• _Extracted records_
--

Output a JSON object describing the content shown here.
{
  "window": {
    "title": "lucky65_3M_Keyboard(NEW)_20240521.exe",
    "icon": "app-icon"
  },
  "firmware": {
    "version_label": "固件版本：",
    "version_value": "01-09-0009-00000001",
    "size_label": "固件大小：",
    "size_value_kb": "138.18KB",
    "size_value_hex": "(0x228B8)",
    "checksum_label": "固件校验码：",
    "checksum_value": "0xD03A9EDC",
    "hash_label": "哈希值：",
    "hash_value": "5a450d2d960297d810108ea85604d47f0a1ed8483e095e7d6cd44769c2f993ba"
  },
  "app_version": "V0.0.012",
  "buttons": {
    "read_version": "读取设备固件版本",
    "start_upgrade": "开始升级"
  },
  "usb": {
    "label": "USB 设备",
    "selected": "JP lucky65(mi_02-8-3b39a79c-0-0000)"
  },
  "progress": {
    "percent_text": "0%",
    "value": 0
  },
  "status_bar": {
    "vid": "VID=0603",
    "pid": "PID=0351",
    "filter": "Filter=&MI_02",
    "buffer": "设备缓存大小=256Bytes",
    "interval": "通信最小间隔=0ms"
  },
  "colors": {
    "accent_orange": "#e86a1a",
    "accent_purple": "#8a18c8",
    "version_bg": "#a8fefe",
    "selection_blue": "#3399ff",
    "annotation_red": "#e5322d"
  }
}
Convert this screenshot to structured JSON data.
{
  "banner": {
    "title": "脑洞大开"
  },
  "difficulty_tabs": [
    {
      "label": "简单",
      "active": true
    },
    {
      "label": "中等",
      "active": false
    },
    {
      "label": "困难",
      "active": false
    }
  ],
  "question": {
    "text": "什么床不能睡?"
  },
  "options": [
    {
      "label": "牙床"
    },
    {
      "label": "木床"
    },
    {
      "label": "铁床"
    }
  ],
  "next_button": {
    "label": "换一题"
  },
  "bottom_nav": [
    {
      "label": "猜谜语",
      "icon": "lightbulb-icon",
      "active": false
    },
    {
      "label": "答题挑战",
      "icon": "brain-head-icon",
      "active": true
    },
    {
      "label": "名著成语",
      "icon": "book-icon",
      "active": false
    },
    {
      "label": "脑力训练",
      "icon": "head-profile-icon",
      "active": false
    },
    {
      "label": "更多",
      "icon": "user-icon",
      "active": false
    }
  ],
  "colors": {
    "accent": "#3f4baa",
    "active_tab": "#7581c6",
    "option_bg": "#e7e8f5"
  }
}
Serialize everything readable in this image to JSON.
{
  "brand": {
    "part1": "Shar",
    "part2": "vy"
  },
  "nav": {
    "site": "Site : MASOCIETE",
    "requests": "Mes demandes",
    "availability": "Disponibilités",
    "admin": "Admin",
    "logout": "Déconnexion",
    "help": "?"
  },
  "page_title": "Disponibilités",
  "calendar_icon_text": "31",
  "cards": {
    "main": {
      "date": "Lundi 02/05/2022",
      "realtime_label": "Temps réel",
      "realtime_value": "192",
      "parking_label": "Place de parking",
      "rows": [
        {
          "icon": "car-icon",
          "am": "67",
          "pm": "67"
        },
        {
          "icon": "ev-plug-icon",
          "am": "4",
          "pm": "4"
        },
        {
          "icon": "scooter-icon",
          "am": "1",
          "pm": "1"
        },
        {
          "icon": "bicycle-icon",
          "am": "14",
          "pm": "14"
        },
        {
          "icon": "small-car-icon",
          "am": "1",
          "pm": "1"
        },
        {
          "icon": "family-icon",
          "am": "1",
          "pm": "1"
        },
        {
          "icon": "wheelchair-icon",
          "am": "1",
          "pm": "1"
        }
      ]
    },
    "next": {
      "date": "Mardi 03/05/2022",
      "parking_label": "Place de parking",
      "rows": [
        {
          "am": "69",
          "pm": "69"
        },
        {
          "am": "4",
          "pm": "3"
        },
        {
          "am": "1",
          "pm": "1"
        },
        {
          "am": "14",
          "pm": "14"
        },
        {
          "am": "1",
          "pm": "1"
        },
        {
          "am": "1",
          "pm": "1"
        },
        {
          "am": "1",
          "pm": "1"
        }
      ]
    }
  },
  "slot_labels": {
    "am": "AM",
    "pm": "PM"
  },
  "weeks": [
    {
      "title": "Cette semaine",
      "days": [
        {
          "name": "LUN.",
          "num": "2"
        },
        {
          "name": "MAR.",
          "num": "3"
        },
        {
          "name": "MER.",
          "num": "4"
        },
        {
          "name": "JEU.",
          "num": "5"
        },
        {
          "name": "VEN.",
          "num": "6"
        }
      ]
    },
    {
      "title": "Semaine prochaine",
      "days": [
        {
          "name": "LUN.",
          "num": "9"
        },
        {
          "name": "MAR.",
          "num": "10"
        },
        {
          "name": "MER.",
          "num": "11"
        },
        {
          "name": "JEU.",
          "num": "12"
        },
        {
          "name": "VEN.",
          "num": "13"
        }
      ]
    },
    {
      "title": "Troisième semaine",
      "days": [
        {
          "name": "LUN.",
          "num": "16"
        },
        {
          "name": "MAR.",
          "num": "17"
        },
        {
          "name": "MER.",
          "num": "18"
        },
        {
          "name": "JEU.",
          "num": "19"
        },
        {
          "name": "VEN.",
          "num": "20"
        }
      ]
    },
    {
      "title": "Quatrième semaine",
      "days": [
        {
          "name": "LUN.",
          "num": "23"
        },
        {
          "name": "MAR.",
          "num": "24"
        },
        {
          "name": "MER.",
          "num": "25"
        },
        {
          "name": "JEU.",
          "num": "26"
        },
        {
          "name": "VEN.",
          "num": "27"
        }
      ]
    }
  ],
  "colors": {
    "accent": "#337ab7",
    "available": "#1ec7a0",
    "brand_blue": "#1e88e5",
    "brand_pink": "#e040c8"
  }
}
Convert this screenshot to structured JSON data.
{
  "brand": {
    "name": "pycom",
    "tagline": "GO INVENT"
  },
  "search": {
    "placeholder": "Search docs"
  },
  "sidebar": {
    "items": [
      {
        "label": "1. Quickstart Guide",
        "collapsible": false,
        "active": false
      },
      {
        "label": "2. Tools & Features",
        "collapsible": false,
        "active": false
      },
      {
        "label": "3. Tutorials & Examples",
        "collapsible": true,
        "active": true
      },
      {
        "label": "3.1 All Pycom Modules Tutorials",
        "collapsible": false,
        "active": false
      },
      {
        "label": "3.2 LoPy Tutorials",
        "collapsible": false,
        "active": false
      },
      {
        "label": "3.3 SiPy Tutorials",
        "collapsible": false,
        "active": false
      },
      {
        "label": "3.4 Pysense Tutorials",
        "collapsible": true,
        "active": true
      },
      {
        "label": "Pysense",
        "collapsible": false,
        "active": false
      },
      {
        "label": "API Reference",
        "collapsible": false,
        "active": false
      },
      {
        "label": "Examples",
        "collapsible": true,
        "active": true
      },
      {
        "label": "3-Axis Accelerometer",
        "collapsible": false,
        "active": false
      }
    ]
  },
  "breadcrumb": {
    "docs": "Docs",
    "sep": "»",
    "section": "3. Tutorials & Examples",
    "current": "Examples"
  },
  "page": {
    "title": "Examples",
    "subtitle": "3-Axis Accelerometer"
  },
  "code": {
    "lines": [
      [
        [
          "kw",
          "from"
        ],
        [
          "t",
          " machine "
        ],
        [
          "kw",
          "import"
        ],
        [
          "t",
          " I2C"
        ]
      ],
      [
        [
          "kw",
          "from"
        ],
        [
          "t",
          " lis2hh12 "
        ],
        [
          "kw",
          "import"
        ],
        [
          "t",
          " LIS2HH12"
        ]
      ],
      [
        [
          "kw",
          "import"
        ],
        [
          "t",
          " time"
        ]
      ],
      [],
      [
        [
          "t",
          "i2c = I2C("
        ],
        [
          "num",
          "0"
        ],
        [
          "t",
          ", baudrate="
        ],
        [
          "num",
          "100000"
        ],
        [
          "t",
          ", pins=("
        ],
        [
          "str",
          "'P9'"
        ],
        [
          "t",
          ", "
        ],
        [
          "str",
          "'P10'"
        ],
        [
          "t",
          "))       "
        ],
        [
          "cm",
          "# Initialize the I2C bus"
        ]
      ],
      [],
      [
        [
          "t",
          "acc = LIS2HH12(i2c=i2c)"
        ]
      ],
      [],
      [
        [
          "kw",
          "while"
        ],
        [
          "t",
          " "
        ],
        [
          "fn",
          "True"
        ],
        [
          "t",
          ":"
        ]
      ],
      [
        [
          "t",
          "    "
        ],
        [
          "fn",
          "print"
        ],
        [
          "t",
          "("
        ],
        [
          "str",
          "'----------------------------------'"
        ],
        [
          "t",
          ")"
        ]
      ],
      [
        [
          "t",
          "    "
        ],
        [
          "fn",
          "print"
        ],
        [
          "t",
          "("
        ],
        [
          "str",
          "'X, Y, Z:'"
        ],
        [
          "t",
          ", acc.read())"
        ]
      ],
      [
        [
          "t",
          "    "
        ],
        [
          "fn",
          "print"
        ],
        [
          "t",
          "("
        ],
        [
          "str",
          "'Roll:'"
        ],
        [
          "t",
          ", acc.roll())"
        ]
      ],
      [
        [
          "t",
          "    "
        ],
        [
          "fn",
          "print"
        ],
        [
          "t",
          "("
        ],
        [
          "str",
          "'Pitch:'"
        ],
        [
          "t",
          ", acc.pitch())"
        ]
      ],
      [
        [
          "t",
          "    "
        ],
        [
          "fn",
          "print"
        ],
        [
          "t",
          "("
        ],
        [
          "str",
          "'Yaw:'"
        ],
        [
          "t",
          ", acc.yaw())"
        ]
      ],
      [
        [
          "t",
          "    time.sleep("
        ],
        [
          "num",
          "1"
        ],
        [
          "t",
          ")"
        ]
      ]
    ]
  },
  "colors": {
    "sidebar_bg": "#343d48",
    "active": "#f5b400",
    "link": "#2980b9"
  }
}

--

Copy each line above containing the string "Accelerometer".

• _Full answer_
        "label": "3-Axis Accelerometer",
    "subtitle": "3-Axis Accelerometer"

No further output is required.